OBJECTIVE:
Look through the data below. Show each line where the string "Beighton" occurs.

==== RECORDS FOR THIS TASK ====

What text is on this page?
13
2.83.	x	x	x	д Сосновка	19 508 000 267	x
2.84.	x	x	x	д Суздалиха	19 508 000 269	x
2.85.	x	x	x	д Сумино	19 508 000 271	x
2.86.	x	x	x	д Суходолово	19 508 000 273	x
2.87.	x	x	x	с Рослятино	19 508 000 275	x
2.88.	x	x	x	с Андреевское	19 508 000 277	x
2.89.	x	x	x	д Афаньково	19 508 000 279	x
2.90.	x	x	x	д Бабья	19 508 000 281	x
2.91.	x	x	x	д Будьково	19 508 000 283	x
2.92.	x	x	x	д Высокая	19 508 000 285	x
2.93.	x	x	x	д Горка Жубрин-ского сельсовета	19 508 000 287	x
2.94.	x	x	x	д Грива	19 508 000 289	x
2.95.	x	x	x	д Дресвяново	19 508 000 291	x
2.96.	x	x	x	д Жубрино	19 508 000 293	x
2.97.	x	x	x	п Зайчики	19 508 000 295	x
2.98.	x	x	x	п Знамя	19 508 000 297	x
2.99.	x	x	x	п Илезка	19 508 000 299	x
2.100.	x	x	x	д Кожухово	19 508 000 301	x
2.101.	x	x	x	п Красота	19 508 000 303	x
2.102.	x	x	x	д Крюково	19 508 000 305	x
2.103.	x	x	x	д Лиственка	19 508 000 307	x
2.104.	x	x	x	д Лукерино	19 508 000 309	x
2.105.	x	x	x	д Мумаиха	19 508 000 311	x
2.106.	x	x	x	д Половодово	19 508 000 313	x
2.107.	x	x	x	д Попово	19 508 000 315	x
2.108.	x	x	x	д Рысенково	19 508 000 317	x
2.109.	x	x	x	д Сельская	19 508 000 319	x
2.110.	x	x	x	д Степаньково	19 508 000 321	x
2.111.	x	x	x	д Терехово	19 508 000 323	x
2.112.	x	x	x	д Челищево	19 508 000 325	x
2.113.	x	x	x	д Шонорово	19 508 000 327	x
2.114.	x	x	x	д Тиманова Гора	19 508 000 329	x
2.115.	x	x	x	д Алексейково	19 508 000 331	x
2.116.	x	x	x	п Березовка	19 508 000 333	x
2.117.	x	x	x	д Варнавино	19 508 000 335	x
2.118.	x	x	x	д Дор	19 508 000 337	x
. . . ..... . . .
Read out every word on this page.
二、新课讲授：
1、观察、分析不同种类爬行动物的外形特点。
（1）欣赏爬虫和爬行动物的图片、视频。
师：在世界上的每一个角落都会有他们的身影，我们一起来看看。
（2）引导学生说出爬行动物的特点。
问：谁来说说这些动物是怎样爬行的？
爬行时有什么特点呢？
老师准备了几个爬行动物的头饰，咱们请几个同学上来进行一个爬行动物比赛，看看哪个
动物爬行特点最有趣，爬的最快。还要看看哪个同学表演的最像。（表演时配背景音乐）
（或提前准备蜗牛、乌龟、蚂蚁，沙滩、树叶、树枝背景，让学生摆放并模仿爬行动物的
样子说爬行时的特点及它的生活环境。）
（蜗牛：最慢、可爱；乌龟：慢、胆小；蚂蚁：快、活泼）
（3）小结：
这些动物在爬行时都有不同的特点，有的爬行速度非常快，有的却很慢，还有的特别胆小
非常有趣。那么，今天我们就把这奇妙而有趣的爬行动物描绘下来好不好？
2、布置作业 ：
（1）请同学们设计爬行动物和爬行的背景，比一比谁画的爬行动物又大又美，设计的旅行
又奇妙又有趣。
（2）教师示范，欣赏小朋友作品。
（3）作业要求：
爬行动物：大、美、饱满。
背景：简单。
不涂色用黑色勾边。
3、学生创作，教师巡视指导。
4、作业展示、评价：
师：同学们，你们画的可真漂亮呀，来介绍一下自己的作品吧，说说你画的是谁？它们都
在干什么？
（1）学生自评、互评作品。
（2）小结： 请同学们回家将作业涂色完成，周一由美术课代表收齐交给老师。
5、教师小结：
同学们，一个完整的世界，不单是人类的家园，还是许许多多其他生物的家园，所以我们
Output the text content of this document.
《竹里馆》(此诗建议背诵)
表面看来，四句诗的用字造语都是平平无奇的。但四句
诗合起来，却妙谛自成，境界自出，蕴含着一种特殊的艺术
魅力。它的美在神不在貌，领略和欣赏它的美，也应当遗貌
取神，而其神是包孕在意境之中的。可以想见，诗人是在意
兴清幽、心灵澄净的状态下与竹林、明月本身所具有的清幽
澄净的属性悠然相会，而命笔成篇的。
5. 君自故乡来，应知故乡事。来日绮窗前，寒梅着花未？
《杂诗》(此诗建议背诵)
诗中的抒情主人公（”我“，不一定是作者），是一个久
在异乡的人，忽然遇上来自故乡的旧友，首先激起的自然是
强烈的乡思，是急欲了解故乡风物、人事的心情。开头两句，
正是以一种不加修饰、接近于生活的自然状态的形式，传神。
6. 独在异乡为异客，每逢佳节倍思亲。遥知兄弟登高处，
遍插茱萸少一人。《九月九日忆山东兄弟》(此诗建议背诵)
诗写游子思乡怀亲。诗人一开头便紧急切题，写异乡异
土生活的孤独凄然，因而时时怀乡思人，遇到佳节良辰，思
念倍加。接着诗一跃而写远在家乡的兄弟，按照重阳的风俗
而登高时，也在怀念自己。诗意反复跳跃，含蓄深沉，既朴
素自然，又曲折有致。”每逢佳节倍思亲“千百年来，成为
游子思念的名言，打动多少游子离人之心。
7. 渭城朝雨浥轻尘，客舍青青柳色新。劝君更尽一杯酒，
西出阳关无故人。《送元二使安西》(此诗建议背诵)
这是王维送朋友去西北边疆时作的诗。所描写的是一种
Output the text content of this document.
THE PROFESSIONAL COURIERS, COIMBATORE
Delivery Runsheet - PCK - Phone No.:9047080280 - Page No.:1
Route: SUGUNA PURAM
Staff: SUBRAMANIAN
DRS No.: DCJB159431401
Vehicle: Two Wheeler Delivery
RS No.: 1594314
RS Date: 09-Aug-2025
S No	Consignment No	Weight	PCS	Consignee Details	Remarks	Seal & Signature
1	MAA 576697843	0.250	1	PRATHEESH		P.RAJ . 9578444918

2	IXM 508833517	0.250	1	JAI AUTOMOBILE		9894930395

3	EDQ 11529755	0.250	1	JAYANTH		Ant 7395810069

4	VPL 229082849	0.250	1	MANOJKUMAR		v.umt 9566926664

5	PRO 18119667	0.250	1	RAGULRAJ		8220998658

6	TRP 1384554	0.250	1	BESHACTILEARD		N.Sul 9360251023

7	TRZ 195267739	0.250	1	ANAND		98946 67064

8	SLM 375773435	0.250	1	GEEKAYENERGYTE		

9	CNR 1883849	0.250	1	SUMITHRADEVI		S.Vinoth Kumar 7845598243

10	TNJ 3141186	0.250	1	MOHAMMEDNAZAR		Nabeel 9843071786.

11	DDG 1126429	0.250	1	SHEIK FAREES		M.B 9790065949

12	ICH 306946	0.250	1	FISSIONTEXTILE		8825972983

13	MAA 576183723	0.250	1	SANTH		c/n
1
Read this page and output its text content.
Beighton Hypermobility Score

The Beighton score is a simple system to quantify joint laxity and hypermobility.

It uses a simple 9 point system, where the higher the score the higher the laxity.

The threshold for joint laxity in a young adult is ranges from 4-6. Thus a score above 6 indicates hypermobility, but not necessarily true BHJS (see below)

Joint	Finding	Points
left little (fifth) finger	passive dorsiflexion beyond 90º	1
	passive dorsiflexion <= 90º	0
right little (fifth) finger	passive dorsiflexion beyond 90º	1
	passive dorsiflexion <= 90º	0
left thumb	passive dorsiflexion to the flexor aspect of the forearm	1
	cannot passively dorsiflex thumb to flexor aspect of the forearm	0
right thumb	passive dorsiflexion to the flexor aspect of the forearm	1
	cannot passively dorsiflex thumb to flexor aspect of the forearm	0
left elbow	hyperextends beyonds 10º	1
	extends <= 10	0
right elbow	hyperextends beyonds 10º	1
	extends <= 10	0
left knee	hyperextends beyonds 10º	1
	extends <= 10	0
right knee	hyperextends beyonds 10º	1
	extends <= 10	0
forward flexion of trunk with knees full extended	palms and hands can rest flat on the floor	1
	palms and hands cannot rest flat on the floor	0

====

WRITTEN SOLUTION:
Beighton Hypermobility Score
The Beighton score is a simple system to quantify joint laxity and hypermobility.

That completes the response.